[Stored items]
# # #
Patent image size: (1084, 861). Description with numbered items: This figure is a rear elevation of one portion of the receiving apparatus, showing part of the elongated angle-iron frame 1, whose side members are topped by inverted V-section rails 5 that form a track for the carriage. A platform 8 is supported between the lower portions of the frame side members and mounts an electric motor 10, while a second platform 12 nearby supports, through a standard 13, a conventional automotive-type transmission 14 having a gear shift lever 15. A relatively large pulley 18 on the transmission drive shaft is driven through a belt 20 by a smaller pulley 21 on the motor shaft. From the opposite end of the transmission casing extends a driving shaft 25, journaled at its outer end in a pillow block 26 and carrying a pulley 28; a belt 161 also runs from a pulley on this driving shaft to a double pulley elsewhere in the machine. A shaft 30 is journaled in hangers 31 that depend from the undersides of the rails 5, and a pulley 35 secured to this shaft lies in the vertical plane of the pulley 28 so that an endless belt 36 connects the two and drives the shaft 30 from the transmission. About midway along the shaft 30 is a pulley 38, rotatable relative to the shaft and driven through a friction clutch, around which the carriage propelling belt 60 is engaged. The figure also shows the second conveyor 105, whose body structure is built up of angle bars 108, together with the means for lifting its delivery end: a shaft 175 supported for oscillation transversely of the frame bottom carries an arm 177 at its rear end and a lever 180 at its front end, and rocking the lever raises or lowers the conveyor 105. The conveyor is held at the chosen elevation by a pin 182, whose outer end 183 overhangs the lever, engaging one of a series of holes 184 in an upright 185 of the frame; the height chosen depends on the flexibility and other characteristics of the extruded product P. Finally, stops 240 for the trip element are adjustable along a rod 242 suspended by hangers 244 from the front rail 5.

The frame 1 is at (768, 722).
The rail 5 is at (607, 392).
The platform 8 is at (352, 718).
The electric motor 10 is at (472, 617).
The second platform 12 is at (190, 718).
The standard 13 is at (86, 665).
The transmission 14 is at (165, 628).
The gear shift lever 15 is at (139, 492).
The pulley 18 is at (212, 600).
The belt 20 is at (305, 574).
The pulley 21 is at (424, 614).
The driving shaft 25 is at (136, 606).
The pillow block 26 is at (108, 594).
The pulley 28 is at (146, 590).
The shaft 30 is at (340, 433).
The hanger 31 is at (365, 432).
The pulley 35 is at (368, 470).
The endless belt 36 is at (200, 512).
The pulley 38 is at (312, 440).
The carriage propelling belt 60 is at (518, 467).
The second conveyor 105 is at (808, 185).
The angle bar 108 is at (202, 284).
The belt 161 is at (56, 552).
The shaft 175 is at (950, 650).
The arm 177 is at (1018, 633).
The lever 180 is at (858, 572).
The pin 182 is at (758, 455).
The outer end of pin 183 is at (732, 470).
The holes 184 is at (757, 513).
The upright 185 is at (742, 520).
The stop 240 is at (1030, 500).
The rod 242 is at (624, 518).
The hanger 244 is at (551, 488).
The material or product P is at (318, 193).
# # #
▶ [What to do]: Count how many of the rows above contain the string "frame". Give only the number.

▶ [Result]: 2